>> START Data excerpts

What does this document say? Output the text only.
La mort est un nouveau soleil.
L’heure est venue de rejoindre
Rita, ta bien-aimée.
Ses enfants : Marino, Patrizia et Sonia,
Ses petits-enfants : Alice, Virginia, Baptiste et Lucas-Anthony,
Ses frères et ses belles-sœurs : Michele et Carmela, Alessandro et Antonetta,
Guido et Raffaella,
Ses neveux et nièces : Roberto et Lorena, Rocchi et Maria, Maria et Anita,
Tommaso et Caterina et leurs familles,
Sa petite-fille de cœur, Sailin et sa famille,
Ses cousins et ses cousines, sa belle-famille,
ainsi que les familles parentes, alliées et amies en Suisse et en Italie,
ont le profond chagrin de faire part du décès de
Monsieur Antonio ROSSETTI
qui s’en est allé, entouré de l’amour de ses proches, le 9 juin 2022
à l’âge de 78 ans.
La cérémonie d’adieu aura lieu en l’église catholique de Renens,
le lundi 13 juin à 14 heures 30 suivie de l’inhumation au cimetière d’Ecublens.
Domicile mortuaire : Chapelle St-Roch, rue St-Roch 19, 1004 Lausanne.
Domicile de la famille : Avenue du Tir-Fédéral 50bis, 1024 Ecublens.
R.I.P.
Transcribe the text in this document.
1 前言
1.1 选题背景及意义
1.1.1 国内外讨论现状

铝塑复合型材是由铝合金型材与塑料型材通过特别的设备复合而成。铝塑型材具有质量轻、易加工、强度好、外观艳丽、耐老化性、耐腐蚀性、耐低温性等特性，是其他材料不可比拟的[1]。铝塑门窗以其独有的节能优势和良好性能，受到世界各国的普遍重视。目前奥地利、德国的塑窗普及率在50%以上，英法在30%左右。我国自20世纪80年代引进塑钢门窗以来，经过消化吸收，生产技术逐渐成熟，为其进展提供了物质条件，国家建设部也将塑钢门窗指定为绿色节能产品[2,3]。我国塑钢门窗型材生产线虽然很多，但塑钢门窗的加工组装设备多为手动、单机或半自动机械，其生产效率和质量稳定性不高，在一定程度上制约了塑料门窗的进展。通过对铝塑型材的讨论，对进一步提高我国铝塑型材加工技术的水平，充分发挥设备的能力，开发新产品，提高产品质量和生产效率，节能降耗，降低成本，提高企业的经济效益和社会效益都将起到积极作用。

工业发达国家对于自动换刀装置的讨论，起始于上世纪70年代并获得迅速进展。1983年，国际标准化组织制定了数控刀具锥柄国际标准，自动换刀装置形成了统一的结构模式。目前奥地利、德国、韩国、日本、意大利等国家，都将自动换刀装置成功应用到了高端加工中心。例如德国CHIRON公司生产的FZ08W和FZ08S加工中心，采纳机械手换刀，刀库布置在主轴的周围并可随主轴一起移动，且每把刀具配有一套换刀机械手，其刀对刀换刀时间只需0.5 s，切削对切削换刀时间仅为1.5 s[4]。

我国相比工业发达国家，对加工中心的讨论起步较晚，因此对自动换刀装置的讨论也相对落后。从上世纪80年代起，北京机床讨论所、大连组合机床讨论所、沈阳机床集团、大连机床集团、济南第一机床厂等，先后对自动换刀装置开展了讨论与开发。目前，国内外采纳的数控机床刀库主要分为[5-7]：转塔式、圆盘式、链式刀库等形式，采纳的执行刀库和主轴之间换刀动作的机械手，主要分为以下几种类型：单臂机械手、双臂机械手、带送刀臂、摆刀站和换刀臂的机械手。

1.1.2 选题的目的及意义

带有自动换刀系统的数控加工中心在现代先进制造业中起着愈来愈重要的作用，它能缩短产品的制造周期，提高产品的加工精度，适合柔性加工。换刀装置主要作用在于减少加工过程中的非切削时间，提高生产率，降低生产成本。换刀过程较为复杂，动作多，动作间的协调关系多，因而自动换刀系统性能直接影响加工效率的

>> END Data excerpts

• **Task statement**
Your task is to quote the listing above word for word.

• **The result**
What does this document say? Output the text only.
La mort est un nouveau soleil.
L’heure est venue de rejoindre
Rita, ta bien-aimée.
Ses enfants : Marino, Patrizia et Sonia,
Ses petits-enfants : Alice, Virginia, Baptiste et Lucas-Anthony,
Ses frères et ses belles-sœurs : Michele et Carmela, Alessandro et Antonetta,
Guido et Raffaella,
Ses neveux et nièces : Roberto et Lorena, Rocchi et Maria, Maria et Anita,
Tommaso et Caterina et leurs familles,
Sa petite-fille de cœur, Sailin et sa famille,
Ses cousins et ses cousines, sa belle-famille,
ainsi que les familles parentes, alliées et amies en Suisse et en Italie,
ont le profond chagrin de faire part du décès de
Monsieur Antonio ROSSETTI
qui s’en est allé, entouré de l’amour de ses proches, le 9 juin 2022
à l’âge de 78 ans.
La cérémonie d’adieu aura lieu en l’église catholique de Renens,
le lundi 13 juin à 14 heures 30 suivie de l’inhumation au cimetière d’Ecublens.
Domicile mortuaire : Chapelle St-Roch, rue St-Roch 19, 1004 Lausanne.
Domicile de la famille : Avenue du Tir-Fédéral 50bis, 1024 Ecublens.
R.I.P.
Transcribe the text in this document.
1 前言
1.1 选题背景及意义
1.1.1 国内外讨论现状

铝塑复合型材是由铝合金型材与塑料型材通过特别的设备复合而成。铝塑型材具有质量轻、易加工、强度好、外观艳丽、耐老化性、耐腐蚀性、耐低温性等特性，是其他材料不可比拟的[1]。铝塑门窗以其独有的节能优势和良好性能，受到世界各国的普遍重视。目前奥地利、德国的塑窗普及率在50%以上，英法在30%左右。我国自20世纪80年代引进塑钢门窗以来，经过消化吸收，生产技术逐渐成熟，为其进展提供了物质条件，国家建设部也将塑钢门窗指定为绿色节能产品[2,3]。我国塑钢门窗型材生产线虽然很多，但塑钢门窗的加工组装设备多为手动、单机或半自动机械，其生产效率和质量稳定性不高，在一定程度上制约了塑料门窗的进展。通过对铝塑型材的讨论，对进一步提高我国铝塑型材加工技术的水平，充分发挥设备的能力，开发新产品，提高产品质量和生产效率，节能降耗，降低成本，提高企业的经济效益和社会效益都将起到积极作用。

工业发达国家对于自动换刀装置的讨论，起始于上世纪70年代并获得迅速进展。1983年，国际标准化组织制定了数控刀具锥柄国际标准，自动换刀装置形成了统一的结构模式。目前奥地利、德国、韩国、日本、意大利等国家，都将自动换刀装置成功应用到了高端加工中心。例如德国CHIRON公司生产的FZ08W和FZ08S加工中心，采纳机械手换刀，刀库布置在主轴的周围并可随主轴一起移动，且每把刀具配有一套换刀机械手，其刀对刀换刀时间只需0.5 s，切削对切削换刀时间仅为1.5 s[4]。

我国相比工业发达国家，对加工中心的讨论起步较晚，因此对自动换刀装置的讨论也相对落后。从上世纪80年代起，北京机床讨论所、大连组合机床讨论所、沈阳机床集团、大连机床集团、济南第一机床厂等，先后对自动换刀装置开展了讨论与开发。目前，国内外采纳的数控机床刀库主要分为[5-7]：转塔式、圆盘式、链式刀库等形式，采纳的执行刀库和主轴之间换刀动作的机械手，主要分为以下几种类型：单臂机械手、双臂机械手、带送刀臂、摆刀站和换刀臂的机械手。

1.1.2 选题的目的及意义

带有自动换刀系统的数控加工中心在现代先进制造业中起着愈来愈重要的作用，它能缩短产品的制造周期，提高产品的加工精度，适合柔性加工。换刀装置主要作用在于减少加工过程中的非切削时间，提高生产率，降低生产成本。换刀过程较为复杂，动作多，动作间的协调关系多，因而自动换刀系统性能直接影响加工效率的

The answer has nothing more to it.